### Task:
Would you restate all the data that follows, word for word?

-- start of Information given --

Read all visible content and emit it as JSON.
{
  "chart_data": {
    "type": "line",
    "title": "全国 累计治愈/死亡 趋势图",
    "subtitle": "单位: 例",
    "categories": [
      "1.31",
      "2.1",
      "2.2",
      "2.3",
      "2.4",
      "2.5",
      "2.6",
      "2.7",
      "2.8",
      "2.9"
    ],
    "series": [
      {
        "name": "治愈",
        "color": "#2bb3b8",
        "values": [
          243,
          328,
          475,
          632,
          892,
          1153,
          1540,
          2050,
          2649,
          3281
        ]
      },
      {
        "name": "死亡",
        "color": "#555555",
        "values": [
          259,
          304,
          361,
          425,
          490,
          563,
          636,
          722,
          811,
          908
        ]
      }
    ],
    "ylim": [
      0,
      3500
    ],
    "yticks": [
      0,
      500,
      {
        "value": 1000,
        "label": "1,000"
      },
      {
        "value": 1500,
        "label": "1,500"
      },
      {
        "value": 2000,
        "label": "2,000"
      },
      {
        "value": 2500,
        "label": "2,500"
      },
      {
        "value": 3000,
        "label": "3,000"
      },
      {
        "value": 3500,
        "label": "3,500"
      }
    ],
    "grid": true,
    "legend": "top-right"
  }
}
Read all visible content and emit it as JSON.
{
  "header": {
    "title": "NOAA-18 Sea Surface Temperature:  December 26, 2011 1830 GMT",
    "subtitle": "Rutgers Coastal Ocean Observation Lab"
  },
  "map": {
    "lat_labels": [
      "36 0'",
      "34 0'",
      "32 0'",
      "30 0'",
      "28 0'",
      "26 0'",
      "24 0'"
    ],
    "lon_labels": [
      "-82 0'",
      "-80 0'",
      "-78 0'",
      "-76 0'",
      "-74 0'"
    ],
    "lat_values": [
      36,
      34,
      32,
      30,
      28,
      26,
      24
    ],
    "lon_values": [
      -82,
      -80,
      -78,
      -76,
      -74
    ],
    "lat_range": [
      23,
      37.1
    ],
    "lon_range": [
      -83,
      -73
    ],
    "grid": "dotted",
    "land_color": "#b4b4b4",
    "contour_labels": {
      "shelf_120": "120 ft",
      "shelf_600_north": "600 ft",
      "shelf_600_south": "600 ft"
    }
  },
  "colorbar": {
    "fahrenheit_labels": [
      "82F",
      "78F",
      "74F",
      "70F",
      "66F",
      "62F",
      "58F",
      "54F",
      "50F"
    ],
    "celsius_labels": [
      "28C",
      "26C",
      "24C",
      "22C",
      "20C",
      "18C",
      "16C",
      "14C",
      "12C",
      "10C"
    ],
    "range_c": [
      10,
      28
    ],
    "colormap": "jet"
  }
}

-- end of Information given --

### Answer to the task:
Read all visible content and emit it as JSON.
{
  "chart_data": {
    "type": "line",
    "title": "全国 累计治愈/死亡 趋势图",
    "subtitle": "单位: 例",
    "categories": [
      "1.31",
      "2.1",
      "2.2",
      "2.3",
      "2.4",
      "2.5",
      "2.6",
      "2.7",
      "2.8",
      "2.9"
    ],
    "series": [
      {
        "name": "治愈",
        "color": "#2bb3b8",
        "values": [
          243,
          328,
          475,
          632,
          892,
          1153,
          1540,
          2050,
          2649,
          3281
        ]
      },
      {
        "name": "死亡",
        "color": "#555555",
        "values": [
          259,
          304,
          361,
          425,
          490,
          563,
          636,
          722,
          811,
          908
        ]
      }
    ],
    "ylim": [
      0,
      3500
    ],
    "yticks": [
      0,
      500,
      {
        "value": 1000,
        "label": "1,000"
      },
      {
        "value": 1500,
        "label": "1,500"
      },
      {
        "value": 2000,
        "label": "2,000"
      },
      {
        "value": 2500,
        "label": "2,500"
      },
      {
        "value": 3000,
        "label": "3,000"
      },
      {
        "value": 3500,
        "label": "3,500"
      }
    ],
    "grid": true,
    "legend": "top-right"
  }
}
Read all visible content and emit it as JSON.
{
  "header": {
    "title": "NOAA-18 Sea Surface Temperature:  December 26, 2011 1830 GMT",
    "subtitle": "Rutgers Coastal Ocean Observation Lab"
  },
  "map": {
    "lat_labels": [
      "36 0'",
      "34 0'",
      "32 0'",
      "30 0'",
      "28 0'",
      "26 0'",
      "24 0'"
    ],
    "lon_labels": [
      "-82 0'",
      "-80 0'",
      "-78 0'",
      "-76 0'",
      "-74 0'"
    ],
    "lat_values": [
      36,
      34,
      32,
      30,
      28,
      26,
      24
    ],
    "lon_values": [
      -82,
      -80,
      -78,
      -76,
      -74
    ],
    "lat_range": [
      23,
      37.1
    ],
    "lon_range": [
      -83,
      -73
    ],
    "grid": "dotted",
    "land_color": "#b4b4b4",
    "contour_labels": {
      "shelf_120": "120 ft",
      "shelf_600_north": "600 ft",
      "shelf_600_south": "600 ft"
    }
  },
  "colorbar": {
    "fahrenheit_labels": [
      "82F",
      "78F",
      "74F",
      "70F",
      "66F",
      "62F",
      "58F",
      "54F",
      "50F"
    ],
    "celsius_labels": [
      "28C",
      "26C",
      "24C",
      "22C",
      "20C",
      "18C",
      "16C",
      "14C",
      "12C",
      "10C"
    ],
    "range_c": [
      10,
      28
    ],
    "colormap": "jet"
  }
}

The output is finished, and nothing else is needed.